* **Information shown**:
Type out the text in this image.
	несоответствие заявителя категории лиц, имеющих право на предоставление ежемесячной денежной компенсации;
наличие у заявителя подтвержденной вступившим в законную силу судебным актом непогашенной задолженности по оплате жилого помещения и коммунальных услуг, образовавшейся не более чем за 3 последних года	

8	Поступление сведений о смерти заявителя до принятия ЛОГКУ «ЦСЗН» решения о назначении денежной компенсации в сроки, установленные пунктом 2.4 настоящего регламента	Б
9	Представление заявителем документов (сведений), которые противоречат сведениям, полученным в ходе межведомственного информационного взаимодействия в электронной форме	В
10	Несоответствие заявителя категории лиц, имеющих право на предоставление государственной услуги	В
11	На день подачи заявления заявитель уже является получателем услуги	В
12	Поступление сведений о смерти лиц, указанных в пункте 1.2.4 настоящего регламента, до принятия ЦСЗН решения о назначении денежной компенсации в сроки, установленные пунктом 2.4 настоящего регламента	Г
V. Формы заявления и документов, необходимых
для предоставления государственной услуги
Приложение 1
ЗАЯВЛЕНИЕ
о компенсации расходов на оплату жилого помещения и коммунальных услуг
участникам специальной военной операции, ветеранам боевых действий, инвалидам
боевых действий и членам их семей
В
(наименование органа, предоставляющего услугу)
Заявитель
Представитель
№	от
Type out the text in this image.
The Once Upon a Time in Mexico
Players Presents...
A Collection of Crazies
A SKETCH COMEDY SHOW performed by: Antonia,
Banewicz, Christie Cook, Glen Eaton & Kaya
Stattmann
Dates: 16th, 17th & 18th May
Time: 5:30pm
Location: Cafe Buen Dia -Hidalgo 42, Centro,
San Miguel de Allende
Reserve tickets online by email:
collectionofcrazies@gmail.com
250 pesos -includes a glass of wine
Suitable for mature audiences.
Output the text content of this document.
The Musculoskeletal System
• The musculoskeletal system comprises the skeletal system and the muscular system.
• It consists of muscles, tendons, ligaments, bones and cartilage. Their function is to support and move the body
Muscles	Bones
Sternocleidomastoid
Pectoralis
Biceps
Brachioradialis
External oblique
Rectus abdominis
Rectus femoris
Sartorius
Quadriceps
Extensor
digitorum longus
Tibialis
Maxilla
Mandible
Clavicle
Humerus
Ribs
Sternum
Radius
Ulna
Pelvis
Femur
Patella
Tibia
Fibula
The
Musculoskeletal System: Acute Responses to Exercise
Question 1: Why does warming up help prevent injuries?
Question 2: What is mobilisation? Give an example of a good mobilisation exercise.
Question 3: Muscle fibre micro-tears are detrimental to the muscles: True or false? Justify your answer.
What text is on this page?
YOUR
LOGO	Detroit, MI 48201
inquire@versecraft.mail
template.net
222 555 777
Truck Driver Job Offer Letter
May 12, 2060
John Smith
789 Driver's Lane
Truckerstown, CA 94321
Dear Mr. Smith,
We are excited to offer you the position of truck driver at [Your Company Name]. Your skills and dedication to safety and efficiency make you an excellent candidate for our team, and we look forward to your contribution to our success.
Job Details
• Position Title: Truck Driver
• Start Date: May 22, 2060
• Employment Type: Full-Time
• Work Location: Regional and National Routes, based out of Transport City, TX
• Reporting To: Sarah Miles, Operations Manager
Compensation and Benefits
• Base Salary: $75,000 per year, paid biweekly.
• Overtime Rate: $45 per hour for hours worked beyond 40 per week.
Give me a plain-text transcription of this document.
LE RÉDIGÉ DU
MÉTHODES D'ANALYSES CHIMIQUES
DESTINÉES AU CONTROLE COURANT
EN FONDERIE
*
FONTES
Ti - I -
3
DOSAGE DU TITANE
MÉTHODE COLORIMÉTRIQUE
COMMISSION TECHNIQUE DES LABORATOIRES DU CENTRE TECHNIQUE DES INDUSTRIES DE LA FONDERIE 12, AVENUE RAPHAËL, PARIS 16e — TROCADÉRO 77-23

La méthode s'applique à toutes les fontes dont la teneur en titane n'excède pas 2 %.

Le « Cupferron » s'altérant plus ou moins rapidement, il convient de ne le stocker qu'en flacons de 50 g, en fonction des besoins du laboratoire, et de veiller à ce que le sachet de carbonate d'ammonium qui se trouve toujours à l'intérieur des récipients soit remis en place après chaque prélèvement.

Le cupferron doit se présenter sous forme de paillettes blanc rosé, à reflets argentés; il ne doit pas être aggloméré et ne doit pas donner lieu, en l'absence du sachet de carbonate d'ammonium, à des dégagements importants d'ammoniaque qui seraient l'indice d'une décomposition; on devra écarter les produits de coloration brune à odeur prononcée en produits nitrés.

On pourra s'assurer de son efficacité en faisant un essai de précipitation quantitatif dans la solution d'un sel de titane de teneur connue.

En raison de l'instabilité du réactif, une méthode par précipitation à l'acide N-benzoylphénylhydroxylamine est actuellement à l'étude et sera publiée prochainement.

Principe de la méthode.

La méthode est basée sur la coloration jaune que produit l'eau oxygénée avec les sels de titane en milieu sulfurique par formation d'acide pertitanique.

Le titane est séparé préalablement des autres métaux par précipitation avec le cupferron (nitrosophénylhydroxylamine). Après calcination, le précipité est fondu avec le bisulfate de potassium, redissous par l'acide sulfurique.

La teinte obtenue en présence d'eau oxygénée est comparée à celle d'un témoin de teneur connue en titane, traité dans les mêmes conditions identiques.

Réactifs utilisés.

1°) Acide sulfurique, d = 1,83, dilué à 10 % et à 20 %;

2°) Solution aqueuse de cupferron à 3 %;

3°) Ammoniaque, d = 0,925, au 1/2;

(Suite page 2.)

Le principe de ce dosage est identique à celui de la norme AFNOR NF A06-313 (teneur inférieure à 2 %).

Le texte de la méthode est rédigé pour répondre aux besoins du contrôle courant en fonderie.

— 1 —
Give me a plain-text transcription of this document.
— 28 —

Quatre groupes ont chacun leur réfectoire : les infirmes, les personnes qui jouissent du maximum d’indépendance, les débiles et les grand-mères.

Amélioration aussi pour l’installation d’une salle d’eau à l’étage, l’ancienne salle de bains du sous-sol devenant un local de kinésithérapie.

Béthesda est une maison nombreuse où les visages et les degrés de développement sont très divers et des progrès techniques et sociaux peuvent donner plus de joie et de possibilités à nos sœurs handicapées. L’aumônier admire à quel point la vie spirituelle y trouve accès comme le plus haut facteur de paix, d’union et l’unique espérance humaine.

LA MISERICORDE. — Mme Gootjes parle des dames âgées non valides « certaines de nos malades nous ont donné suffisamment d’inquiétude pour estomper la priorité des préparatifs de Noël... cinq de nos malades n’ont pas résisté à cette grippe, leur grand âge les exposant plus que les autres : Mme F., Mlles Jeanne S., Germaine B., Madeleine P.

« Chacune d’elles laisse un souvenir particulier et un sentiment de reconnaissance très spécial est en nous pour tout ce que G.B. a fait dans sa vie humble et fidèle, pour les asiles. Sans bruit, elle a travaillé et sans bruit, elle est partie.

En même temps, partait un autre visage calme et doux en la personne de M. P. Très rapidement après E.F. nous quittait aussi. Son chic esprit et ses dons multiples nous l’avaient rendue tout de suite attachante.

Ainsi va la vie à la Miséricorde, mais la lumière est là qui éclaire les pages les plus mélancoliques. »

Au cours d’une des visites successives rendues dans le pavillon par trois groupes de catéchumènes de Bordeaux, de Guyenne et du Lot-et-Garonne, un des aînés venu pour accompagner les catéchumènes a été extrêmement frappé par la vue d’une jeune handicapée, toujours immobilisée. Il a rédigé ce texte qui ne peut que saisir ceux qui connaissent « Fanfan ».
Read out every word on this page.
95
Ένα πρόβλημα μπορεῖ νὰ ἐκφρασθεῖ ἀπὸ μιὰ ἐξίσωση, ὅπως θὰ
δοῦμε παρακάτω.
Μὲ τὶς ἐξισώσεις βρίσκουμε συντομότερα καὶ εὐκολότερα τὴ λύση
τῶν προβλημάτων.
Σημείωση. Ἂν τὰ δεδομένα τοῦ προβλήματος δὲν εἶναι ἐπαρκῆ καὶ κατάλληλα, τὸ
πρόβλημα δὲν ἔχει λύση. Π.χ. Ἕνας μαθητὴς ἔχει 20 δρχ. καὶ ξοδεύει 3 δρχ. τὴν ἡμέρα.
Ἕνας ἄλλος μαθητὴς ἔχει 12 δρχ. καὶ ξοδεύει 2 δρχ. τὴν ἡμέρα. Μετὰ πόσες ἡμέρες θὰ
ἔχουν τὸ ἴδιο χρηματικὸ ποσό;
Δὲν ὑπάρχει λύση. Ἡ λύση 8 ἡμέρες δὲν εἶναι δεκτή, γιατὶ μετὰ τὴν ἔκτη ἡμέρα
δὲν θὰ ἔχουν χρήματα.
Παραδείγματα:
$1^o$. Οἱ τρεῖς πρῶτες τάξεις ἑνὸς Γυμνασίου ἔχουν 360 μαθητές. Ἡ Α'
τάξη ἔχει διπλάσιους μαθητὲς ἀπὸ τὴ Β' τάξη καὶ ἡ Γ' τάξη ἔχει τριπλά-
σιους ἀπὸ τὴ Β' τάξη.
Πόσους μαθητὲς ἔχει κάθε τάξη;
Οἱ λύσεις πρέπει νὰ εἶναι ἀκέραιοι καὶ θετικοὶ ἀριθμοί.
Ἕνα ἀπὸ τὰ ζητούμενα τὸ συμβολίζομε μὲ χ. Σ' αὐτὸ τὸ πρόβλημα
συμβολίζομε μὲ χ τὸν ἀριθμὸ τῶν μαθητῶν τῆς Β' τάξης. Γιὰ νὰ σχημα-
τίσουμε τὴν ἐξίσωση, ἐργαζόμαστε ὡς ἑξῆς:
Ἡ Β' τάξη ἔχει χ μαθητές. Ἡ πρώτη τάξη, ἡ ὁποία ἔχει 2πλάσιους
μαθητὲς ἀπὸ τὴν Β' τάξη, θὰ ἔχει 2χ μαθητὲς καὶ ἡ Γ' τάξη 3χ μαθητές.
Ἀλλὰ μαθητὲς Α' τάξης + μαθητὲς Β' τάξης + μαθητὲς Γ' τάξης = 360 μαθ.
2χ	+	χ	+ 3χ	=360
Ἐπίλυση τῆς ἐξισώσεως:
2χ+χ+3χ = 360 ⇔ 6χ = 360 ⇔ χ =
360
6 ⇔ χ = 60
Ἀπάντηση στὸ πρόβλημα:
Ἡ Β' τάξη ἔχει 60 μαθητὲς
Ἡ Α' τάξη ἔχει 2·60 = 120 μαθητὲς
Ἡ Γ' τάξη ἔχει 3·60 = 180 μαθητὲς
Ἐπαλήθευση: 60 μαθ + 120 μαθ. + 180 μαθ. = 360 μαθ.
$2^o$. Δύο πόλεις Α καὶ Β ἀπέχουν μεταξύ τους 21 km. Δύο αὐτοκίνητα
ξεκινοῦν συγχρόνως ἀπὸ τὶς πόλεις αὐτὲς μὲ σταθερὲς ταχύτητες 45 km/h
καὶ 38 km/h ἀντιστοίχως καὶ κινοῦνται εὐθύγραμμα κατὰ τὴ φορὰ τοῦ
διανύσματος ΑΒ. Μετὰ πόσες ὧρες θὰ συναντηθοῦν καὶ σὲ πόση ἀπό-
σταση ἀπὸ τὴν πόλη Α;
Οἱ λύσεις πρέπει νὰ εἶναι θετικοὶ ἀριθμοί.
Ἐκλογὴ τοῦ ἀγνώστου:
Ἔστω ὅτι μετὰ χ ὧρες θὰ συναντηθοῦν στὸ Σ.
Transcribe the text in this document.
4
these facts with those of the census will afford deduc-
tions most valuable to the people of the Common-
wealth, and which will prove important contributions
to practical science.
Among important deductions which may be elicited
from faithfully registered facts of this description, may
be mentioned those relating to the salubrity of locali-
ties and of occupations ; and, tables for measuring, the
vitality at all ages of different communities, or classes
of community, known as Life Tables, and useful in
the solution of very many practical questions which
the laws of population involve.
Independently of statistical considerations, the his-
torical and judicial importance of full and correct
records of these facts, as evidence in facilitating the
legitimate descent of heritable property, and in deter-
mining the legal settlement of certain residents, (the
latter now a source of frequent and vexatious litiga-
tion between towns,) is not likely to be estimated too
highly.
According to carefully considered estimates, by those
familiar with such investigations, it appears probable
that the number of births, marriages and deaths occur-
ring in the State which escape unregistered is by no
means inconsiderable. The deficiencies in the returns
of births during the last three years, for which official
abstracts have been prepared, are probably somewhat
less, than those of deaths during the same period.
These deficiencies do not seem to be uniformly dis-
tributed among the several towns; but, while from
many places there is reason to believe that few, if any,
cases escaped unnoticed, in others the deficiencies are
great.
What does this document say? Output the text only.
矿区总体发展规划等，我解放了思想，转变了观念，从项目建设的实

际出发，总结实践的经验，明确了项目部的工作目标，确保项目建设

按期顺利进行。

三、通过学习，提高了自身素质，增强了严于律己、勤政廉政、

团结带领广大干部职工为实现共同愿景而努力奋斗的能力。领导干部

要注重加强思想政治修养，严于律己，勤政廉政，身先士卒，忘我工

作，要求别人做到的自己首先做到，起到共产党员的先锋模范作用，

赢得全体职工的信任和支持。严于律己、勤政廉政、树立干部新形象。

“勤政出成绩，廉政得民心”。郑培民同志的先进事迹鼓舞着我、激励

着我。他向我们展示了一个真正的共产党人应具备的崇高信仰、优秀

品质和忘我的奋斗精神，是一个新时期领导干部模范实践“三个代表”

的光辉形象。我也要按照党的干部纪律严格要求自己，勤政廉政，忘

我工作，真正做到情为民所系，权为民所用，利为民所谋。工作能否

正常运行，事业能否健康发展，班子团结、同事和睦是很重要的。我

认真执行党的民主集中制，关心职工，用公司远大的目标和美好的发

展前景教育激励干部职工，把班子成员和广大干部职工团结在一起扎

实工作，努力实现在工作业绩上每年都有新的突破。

* **Exercise goal**: Search the preceding listing for "пунктом" and extract every line where it is found.

* **Exercise answer**:
8	Поступление сведений о смерти заявителя до принятия ЛОГКУ «ЦСЗН» решения о назначении денежной компенсации в сроки, установленные пунктом 2.4 настоящего регламента	Б
12	Поступление сведений о смерти лиц, указанных в пункте 1.2.4 настоящего регламента, до принятия ЦСЗН решения о назначении денежной компенсации в сроки, установленные пунктом 2.4 настоящего регламента	Г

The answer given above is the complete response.